- Set task
Gather each line containing the string "explain" from these entries.

- Listed entries
* * * * * * *

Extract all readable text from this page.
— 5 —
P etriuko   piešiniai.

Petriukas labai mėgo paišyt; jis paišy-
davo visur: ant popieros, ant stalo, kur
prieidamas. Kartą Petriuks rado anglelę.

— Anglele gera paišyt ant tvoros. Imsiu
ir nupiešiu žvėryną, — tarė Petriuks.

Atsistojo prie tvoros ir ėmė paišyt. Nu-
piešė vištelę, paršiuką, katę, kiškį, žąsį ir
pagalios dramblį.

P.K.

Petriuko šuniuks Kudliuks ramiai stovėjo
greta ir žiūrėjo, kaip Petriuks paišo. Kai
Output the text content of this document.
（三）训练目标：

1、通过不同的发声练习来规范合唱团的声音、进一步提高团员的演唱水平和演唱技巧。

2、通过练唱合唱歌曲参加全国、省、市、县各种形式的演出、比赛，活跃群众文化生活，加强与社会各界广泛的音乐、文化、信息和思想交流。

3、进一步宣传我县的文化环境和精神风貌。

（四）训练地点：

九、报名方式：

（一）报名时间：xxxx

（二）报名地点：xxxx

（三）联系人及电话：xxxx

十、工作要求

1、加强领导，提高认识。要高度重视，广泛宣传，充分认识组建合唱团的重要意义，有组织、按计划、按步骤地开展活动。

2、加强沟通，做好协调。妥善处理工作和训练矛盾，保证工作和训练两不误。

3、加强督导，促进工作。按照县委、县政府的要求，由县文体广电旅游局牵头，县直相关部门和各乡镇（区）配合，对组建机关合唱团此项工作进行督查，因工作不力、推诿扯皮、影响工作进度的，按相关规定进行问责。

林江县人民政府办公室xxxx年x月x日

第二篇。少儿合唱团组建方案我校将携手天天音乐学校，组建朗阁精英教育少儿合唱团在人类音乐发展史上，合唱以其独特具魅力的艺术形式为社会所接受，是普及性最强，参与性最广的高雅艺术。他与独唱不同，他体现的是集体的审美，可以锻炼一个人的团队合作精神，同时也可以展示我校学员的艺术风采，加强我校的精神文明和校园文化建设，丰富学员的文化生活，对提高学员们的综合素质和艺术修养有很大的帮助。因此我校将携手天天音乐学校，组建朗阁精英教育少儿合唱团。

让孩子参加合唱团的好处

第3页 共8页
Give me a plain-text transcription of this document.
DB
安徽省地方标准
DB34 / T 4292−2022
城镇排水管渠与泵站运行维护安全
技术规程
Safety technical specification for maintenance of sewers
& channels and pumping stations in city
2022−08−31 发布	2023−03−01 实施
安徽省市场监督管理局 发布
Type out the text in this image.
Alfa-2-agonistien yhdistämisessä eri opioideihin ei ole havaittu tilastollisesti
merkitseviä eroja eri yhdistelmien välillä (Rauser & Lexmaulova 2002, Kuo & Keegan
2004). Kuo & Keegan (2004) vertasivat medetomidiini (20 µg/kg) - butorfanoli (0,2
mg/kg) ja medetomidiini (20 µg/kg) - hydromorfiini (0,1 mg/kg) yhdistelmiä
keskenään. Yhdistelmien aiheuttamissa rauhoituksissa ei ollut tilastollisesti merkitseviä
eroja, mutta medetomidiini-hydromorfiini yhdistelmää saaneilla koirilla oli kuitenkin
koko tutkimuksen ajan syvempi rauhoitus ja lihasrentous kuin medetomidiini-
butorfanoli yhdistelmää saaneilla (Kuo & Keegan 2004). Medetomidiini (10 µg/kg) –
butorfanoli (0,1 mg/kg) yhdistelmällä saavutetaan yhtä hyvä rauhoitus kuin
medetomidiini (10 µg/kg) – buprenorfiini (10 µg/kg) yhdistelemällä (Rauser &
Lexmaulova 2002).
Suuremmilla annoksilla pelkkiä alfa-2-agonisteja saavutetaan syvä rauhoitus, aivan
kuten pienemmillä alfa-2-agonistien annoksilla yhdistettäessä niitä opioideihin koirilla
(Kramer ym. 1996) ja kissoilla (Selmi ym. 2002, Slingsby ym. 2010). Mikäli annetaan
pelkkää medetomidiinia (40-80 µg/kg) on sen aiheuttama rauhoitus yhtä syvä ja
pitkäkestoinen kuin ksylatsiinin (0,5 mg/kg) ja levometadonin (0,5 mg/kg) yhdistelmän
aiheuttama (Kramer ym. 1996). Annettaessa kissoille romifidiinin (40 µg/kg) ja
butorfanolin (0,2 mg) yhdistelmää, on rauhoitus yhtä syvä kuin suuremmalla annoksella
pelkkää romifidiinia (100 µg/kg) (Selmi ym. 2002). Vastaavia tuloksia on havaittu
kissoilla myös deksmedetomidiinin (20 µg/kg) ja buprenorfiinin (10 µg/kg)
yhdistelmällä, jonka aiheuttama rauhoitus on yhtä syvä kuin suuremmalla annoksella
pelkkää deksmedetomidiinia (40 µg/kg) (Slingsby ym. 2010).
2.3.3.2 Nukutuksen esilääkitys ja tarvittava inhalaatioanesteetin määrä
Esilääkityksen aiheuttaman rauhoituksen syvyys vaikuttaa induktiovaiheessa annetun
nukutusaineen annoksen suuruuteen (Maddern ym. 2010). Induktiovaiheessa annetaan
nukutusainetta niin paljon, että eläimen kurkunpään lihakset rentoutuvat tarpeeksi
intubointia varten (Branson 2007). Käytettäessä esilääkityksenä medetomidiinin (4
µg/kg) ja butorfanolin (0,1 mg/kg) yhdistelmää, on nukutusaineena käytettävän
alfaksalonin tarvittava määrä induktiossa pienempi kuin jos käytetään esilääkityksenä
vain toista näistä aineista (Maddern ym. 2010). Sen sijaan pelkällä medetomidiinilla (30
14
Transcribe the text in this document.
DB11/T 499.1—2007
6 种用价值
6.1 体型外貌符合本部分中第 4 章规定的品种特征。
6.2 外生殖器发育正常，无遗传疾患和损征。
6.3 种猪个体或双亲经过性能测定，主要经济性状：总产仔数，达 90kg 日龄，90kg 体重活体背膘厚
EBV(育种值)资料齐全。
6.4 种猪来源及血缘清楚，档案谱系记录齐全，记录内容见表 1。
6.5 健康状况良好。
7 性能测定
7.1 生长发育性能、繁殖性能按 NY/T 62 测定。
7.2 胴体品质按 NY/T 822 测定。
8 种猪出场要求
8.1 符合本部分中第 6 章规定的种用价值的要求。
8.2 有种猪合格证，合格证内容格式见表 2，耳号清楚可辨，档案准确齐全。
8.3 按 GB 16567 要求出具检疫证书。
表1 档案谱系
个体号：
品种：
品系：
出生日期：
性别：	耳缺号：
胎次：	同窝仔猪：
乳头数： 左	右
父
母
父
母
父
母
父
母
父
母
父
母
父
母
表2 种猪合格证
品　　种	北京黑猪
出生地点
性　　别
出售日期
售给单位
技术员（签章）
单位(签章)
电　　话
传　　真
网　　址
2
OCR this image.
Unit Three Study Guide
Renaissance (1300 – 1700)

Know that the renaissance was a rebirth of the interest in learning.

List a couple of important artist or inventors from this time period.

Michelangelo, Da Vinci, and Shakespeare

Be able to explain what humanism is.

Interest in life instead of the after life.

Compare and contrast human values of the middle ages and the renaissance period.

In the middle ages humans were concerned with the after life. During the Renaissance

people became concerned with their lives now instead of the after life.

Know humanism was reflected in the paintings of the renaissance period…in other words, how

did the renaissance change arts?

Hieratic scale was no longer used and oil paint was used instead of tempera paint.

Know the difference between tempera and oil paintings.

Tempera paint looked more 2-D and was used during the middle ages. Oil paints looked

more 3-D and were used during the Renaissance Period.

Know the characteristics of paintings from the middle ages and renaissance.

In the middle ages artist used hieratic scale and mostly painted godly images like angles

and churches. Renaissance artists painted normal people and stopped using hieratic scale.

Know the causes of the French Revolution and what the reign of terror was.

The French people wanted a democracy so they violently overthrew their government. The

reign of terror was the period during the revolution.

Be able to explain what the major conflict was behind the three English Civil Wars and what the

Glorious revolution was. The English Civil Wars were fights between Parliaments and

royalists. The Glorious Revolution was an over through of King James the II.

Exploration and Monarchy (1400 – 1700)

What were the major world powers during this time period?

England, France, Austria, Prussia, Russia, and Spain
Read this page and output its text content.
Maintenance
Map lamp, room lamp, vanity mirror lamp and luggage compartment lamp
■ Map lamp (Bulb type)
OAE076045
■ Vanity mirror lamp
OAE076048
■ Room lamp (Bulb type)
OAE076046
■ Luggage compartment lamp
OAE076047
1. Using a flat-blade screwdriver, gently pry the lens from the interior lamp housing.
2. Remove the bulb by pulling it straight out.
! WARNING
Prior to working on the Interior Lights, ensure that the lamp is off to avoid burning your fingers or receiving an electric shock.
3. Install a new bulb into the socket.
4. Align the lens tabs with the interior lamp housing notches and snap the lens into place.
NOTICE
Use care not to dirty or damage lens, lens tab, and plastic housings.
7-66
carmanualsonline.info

* * * * * * *

- The answer
Be able to explain what humanism is.
Be able to explain what the major conflict was behind the three English Civil Wars and what the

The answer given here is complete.